Copy the lines of the material below verbatim, starting at the line that contains "column-header[interactable]: Notes for" and ending at the line that contains "checkbox[interactable] — [12, 171, 20, 179]", with both of those lines included.

── Excerpted data

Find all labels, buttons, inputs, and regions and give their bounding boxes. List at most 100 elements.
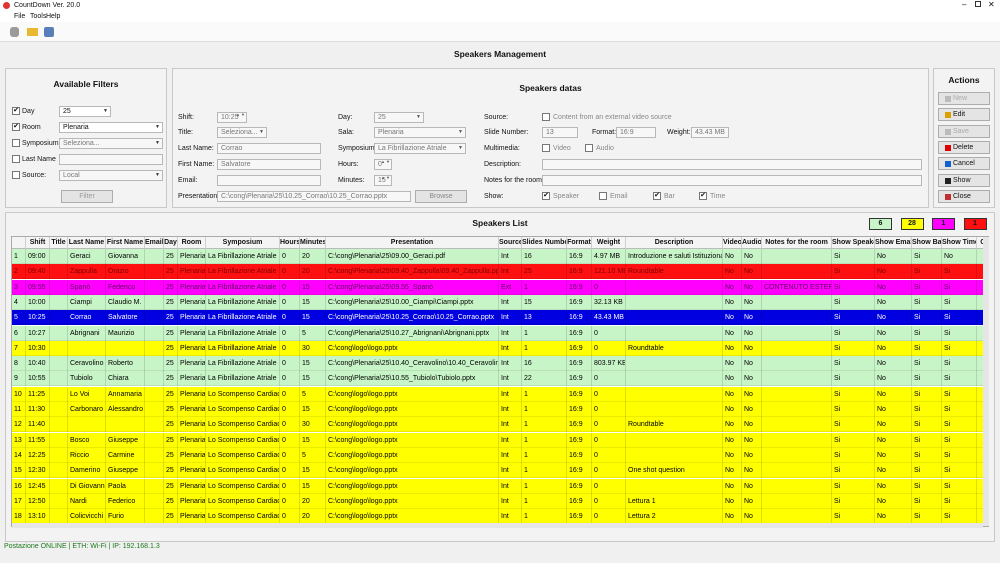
column-header[interactable]: Notes for the room — [762, 237, 832, 249]
dropdown[interactable]: Local ▼ — [59, 170, 163, 181]
dropdown[interactable]: Plenaria ▼ — [374, 127, 466, 138]
column-header[interactable]: Hours — [280, 237, 300, 249]
table-row[interactable]: 6 10:27 Abrignani Maurizio 25 Plenaria La Fibr… — [12, 325, 988, 341]
scrollbar[interactable] — [983, 237, 989, 526]
dropdown[interactable]: Seleziona... ▼ — [59, 138, 163, 149]
column-header[interactable]: Shift — [26, 237, 50, 249]
action-button[interactable]: Save — [938, 124, 990, 138]
toolbar-icon[interactable] — [44, 27, 54, 37]
column-header[interactable]: Description — [626, 237, 723, 249]
spinner[interactable]: 15 ▲ ▼ — [374, 175, 392, 186]
spinner[interactable]: 10:25 ▲ ▼ — [217, 112, 247, 123]
dropdown[interactable]: 25 ▼ — [59, 106, 111, 117]
dropdown[interactable]: La Fibrillazione Atriale ▼ — [374, 143, 466, 154]
column-header[interactable]: Title — [50, 237, 68, 249]
table-row[interactable]: 12 11:40 25 Plenaria Lo Scompenso Cardiaco 0 3… — [12, 417, 988, 433]
checkbox[interactable] — [12, 171, 20, 179]
table-row[interactable]: 11 11:30 Carbonaro Alessandro 25 Plenaria Lo S… — [12, 402, 988, 417]
action-button[interactable]: Delete — [938, 140, 990, 154]
table-row[interactable]: 4 10:00 Ciampi Claudio M. 25 Plenaria La Fibri… — [12, 294, 988, 310]
table-cell: Riccio — [68, 447, 106, 463]
text-input[interactable] — [542, 159, 922, 170]
dropdown[interactable]: 25 ▼ — [374, 112, 424, 123]
checkbox[interactable] — [12, 155, 20, 163]
column-header[interactable]: Show Time — [942, 237, 977, 249]
checkbox[interactable]: ✔ — [542, 192, 550, 200]
table-cell: Si — [832, 386, 875, 402]
text-input[interactable]: 13 — [542, 127, 578, 138]
action-button[interactable]: Close — [938, 189, 990, 203]
column-header[interactable]: Symposium — [206, 237, 280, 249]
checkbox[interactable]: ✔ — [653, 192, 661, 200]
toolbar-icon[interactable] — [10, 27, 19, 37]
table-row[interactable]: 15 12:30 Damerino Giuseppe 25 Plenaria Lo Scom… — [12, 463, 988, 479]
table-row[interactable]: 3 09:55 Spanò Federico 25 Plenaria La Fibrilla… — [12, 279, 988, 295]
column-header[interactable]: Format — [567, 237, 592, 249]
text-input[interactable]: 43.43 MB — [691, 127, 729, 138]
column-header[interactable]: Room — [178, 237, 206, 249]
column-header[interactable]: Show Speaker — [832, 237, 875, 249]
dropdown[interactable]: Seleziona... ▼ — [217, 127, 267, 138]
checkbox[interactable] — [542, 144, 550, 152]
column-header[interactable]: Video — [723, 237, 742, 249]
browse-button[interactable]: Browse — [415, 190, 467, 203]
column-header[interactable]: Show Email — [875, 237, 912, 249]
checkbox[interactable] — [12, 139, 20, 147]
column-header[interactable]: Weight — [592, 237, 626, 249]
title-bar: CountDown Ver. 20.0 – ✕ — [0, 0, 1000, 12]
dropdown[interactable]: Plenaria ▼ — [59, 122, 163, 133]
text-input[interactable] — [59, 154, 163, 165]
menu-item[interactable]: Tools — [30, 13, 47, 20]
column-header[interactable]: Presentation — [326, 237, 499, 249]
column-header[interactable]: Audio — [742, 237, 762, 249]
table-row[interactable]: 7 10:30 25 Plenaria La Fibrillazione Atriale… — [12, 340, 988, 356]
menu-item[interactable]: Help — [46, 13, 61, 20]
table-row[interactable]: 1 09:00 Geraci Giovanna 25 Plenaria La Fibrill… — [12, 249, 988, 264]
checkbox[interactable] — [599, 192, 607, 200]
column-header[interactable]: First Name — [106, 237, 145, 249]
table-row[interactable]: 16 12:45 Di Giovanni Paola 25 Plenaria Lo Scom… — [12, 478, 988, 494]
checkbox[interactable] — [585, 144, 593, 152]
text-input[interactable] — [542, 175, 922, 186]
column-header[interactable]: Last Name — [68, 237, 106, 249]
table-row[interactable]: 2 09:40 Zappulla Orazio 25 Plenaria La Fibrill… — [12, 264, 988, 280]
text-input[interactable]: Salvatore — [217, 159, 321, 170]
table-row[interactable]: 14 12:25 Riccio Carmine 25 Plenaria Lo Scompen… — [12, 447, 988, 463]
checkbox[interactable] — [542, 113, 550, 121]
checkbox[interactable]: ✔ — [12, 123, 20, 131]
column-header[interactable]: Email — [145, 237, 164, 249]
toolbar-icon[interactable] — [27, 28, 38, 36]
minimize-button[interactable]: – — [962, 0, 967, 9]
text-input[interactable]: Corrao — [217, 143, 321, 154]
maximize-button[interactable] — [975, 1, 981, 7]
column-header[interactable]: O — [977, 237, 988, 249]
spinner[interactable]: 0 ▲ ▼ — [374, 159, 392, 170]
column-header[interactable]: Source — [499, 237, 522, 249]
action-button[interactable]: Edit — [938, 108, 990, 122]
menu-item[interactable]: File — [14, 13, 26, 20]
checkbox[interactable]: ✔ — [699, 192, 707, 200]
table-row[interactable]: 18 13:10 Colicvicchi Furio 25 Plenaria Lo Scom… — [12, 509, 988, 525]
table-row[interactable]: 9 10:55 Tubiolo Chiara 25 Plenaria La Fibrilla… — [12, 371, 988, 387]
table-cell: 0 — [280, 417, 300, 433]
table-row[interactable]: 5 10:25 Corrao Salvatore 25 Plenaria La Fibril… — [12, 310, 988, 326]
table-row[interactable]: 17 12:50 Nardi Federico 25 Plenaria Lo Scompen… — [12, 493, 988, 509]
table-row[interactable]: 10 11:25 Lo Voi Annamaria 25 Plenaria Lo Scomp… — [12, 386, 988, 402]
action-button[interactable]: New — [938, 92, 990, 105]
column-header[interactable]: Minutes — [300, 237, 326, 249]
column-header[interactable]: Show Bar — [912, 237, 942, 249]
action-button[interactable]: Show — [938, 173, 990, 187]
text-input[interactable]: 16:9 — [616, 127, 656, 138]
table-row[interactable]: 13 11:55 Bosco Giuseppe 25 Plenaria Lo Scompen… — [12, 432, 988, 448]
text-input[interactable]: C:\cong\Plenaria\25\10.25_Corrao\10.25_C… — [217, 191, 411, 202]
filter-button[interactable]: Filter — [61, 190, 113, 203]
scrollbar[interactable] — [12, 523, 983, 528]
checkbox[interactable]: ✔ — [12, 107, 20, 115]
close-window-button[interactable]: ✕ — [988, 0, 995, 9]
text-input[interactable] — [217, 175, 321, 186]
column-header[interactable] — [12, 237, 26, 249]
column-header[interactable]: Day — [164, 237, 178, 249]
table-row[interactable]: 8 10:40 Ceravolino Roberto 25 Plenaria La Fibr… — [12, 356, 988, 372]
action-button[interactable]: Cancel — [938, 157, 990, 171]
column-header[interactable]: Slides Number — [522, 237, 567, 249]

────

* Solved problem
column-header[interactable]: Notes for the room — [762, 237, 832, 249]
dropdown[interactable]: Local ▼ — [59, 170, 163, 181]
dropdown[interactable]: Plenaria ▼ — [374, 127, 466, 138]
column-header[interactable]: Hours — [280, 237, 300, 249]
table-row[interactable]: 6 10:27 Abrignani Maurizio 25 Plenaria La Fibr… — [12, 325, 988, 341]
scrollbar[interactable] — [983, 237, 989, 526]
dropdown[interactable]: Seleziona... ▼ — [59, 138, 163, 149]
column-header[interactable]: Shift — [26, 237, 50, 249]
action-button[interactable]: Save — [938, 124, 990, 138]
toolbar-icon[interactable] — [44, 27, 54, 37]
column-header[interactable]: Description — [626, 237, 723, 249]
spinner[interactable]: 15 ▲ ▼ — [374, 175, 392, 186]
spinner[interactable]: 10:25 ▲ ▼ — [217, 112, 247, 123]
dropdown[interactable]: 25 ▼ — [59, 106, 111, 117]
dropdown[interactable]: La Fibrillazione Atriale ▼ — [374, 143, 466, 154]
column-header[interactable]: Title — [50, 237, 68, 249]
table-row[interactable]: 12 11:40 25 Plenaria Lo Scompenso Cardiaco 0 3… — [12, 417, 988, 433]
checkbox[interactable] — [12, 171, 20, 179]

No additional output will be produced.